§ DESCRIPTION OF THE TASK
It is required that all of the data be written out exactly.

§ DATA TO PROCESS
----------
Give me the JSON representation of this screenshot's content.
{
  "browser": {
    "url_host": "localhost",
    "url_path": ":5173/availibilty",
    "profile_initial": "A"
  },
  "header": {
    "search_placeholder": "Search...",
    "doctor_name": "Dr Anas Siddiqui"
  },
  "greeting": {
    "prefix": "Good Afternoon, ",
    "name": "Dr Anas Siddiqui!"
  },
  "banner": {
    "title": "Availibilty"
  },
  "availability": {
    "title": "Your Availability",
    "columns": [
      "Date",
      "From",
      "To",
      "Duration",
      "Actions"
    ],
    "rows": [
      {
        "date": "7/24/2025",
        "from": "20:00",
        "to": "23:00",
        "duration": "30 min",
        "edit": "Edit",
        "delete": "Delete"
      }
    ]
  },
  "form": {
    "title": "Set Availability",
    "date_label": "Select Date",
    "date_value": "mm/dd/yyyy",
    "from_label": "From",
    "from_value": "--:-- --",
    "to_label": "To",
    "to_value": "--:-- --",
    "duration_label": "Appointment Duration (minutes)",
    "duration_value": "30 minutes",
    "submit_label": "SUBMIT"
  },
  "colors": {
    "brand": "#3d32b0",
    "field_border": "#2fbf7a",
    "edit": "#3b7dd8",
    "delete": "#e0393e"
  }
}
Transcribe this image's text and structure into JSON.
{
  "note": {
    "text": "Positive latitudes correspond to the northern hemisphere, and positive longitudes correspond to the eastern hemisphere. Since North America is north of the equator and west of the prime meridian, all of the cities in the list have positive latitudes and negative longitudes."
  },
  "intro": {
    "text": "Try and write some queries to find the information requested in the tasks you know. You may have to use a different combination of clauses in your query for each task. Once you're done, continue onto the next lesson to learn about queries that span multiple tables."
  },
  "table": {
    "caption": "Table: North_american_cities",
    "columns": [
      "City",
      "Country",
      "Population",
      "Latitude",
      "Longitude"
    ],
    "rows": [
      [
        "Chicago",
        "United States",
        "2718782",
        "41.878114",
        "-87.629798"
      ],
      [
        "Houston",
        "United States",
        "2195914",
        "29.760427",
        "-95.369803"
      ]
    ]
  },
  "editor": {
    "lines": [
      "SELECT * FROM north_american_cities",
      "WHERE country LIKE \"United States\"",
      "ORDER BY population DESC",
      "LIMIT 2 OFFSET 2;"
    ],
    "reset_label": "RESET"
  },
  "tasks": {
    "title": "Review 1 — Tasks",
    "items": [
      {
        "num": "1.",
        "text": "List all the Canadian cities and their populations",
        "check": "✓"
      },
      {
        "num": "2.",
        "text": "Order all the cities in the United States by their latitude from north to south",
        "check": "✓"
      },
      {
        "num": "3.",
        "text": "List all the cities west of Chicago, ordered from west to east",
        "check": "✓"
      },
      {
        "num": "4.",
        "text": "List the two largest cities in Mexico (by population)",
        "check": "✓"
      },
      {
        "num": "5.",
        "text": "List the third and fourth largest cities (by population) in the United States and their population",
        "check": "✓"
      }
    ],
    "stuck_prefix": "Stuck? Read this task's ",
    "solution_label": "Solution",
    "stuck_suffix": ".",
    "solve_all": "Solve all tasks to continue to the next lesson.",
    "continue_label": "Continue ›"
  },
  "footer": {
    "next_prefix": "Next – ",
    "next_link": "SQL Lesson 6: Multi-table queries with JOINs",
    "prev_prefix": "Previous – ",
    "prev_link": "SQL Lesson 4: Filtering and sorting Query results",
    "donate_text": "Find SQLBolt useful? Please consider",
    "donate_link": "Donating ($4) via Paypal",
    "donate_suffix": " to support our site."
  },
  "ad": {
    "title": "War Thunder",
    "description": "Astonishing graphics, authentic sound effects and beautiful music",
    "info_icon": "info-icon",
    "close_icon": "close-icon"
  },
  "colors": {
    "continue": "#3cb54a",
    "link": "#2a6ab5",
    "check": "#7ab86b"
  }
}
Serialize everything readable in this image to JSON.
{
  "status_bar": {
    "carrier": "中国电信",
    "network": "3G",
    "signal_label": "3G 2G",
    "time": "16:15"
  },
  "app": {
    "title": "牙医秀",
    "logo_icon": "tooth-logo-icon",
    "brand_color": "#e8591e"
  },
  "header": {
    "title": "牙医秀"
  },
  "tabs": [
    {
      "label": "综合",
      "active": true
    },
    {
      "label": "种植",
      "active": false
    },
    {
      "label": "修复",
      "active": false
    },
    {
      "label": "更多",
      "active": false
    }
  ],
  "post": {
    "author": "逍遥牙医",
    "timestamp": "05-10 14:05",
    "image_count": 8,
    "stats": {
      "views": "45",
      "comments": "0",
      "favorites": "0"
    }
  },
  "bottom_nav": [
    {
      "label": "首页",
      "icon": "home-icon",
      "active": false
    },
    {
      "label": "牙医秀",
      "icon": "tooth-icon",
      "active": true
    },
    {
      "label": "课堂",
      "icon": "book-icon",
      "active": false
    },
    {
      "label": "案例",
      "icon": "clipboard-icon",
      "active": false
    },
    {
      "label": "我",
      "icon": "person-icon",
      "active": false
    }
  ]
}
----------
§ TASK SOLUTION
Give me the JSON representation of this screenshot's content.
{
  "browser": {
    "url_host": "localhost",
    "url_path": ":5173/availibilty",
    "profile_initial": "A"
  },
  "header": {
    "search_placeholder": "Search...",
    "doctor_name": "Dr Anas Siddiqui"
  },
  "greeting": {
    "prefix": "Good Afternoon, ",
    "name": "Dr Anas Siddiqui!"
  },
  "banner": {
    "title": "Availibilty"
  },
  "availability": {
    "title": "Your Availability",
    "columns": [
      "Date",
      "From",
      "To",
      "Duration",
      "Actions"
    ],
    "rows": [
      {
        "date": "7/24/2025",
        "from": "20:00",
        "to": "23:00",
        "duration": "30 min",
        "edit": "Edit",
        "delete": "Delete"
      }
    ]
  },
  "form": {
    "title": "Set Availability",
    "date_label": "Select Date",
    "date_value": "mm/dd/yyyy",
    "from_label": "From",
    "from_value": "--:-- --",
    "to_label": "To",
    "to_value": "--:-- --",
    "duration_label": "Appointment Duration (minutes)",
    "duration_value": "30 minutes",
    "submit_label": "SUBMIT"
  },
  "colors": {
    "brand": "#3d32b0",
    "field_border": "#2fbf7a",
    "edit": "#3b7dd8",
    "delete": "#e0393e"
  }
}
Transcribe this image's text and structure into JSON.
{
  "note": {
    "text": "Positive latitudes correspond to the northern hemisphere, and positive longitudes correspond to the eastern hemisphere. Since North America is north of the equator and west of the prime meridian, all of the cities in the list have positive latitudes and negative longitudes."
  },
  "intro": {
    "text": "Try and write some queries to find the information requested in the tasks you know. You may have to use a different combination of clauses in your query for each task. Once you're done, continue onto the next lesson to learn about queries that span multiple tables."
  },
  "table": {
    "caption": "Table: North_american_cities",
    "columns": [
      "City",
      "Country",
      "Population",
      "Latitude",
      "Longitude"
    ],
    "rows": [
      [
        "Chicago",
        "United States",
        "2718782",
        "41.878114",
        "-87.629798"
      ],
      [
        "Houston",
        "United States",
        "2195914",
        "29.760427",
        "-95.369803"
      ]
    ]
  },
  "editor": {
    "lines": [
      "SELECT * FROM north_american_cities",
      "WHERE country LIKE \"United States\"",
      "ORDER BY population DESC",
      "LIMIT 2 OFFSET 2;"
    ],
    "reset_label": "RESET"
  },
  "tasks": {
    "title": "Review 1 — Tasks",
    "items": [
      {
        "num": "1.",
        "text": "List all the Canadian cities and their populations",
        "check": "✓"
      },
      {
        "num": "2.",
        "text": "Order all the cities in the United States by their latitude from north to south",
        "check": "✓"
      },
      {
        "num": "3.",
        "text": "List all the cities west of Chicago, ordered from west to east",
        "check": "✓"
      },
      {
        "num": "4.",
        "text": "List the two largest cities in Mexico (by population)",
        "check": "✓"
      },
      {
        "num": "5.",
        "text": "List the third and fourth largest cities (by population) in the United States and their population",
        "check": "✓"
      }
    ],
    "stuck_prefix": "Stuck? Read this task's ",
    "solution_label": "Solution",
    "stuck_suffix": ".",
    "solve_all": "Solve all tasks to continue to the next lesson.",
    "continue_label": "Continue ›"
  },
  "footer": {
    "next_prefix": "Next – ",
    "next_link": "SQL Lesson 6: Multi-table queries with JOINs",
    "prev_prefix": "Previous – ",
    "prev_link": "SQL Lesson 4: Filtering and sorting Query results",
    "donate_text": "Find SQLBolt useful? Please consider",
    "donate_link": "Donating ($4) via Paypal",
    "donate_suffix": " to support our site."
  },
  "ad": {
    "title": "War Thunder",
    "description": "Astonishing graphics, authentic sound effects and beautiful music",
    "info_icon": "info-icon",
    "close_icon": "close-icon"
  },
  "colors": {
    "continue": "#3cb54a",
    "link": "#2a6ab5",
    "check": "#7ab86b"
  }
}
Serialize everything readable in this image to JSON.
{
  "status_bar": {
    "carrier": "中国电信",
    "network": "3G",
    "signal_label": "3G 2G",
    "time": "16:15"
  },
  "app": {
    "title": "牙医秀",
    "logo_icon": "tooth-logo-icon",
    "brand_color": "#e8591e"
  },
  "header": {
    "title": "牙医秀"
  },
  "tabs": [
    {
      "label": "综合",
      "active": true
    },
    {
      "label": "种植",
      "active": false
    },
    {
      "label": "修复",
      "active": false
    },
    {
      "label": "更多",
      "active": false
    }
  ],
  "post": {
    "author": "逍遥牙医",
    "timestamp": "05-10 14:05",
    "image_count": 8,
    "stats": {
      "views": "45",
      "comments": "0",
      "favorites": "0"
    }
  },
  "bottom_nav": [
    {
      "label": "首页",
      "icon": "home-icon",
      "active": false
    },
    {
      "label": "牙医秀",
      "icon": "tooth-icon",
      "active": true
    },
    {
      "label": "课堂",
      "icon": "book-icon",
      "active": false
    },
    {
      "label": "案例",
      "icon": "clipboard-icon",
      "active": false
    },
    {
      "label": "我",
      "icon": "person-icon",
      "active": false
    }
  ]
}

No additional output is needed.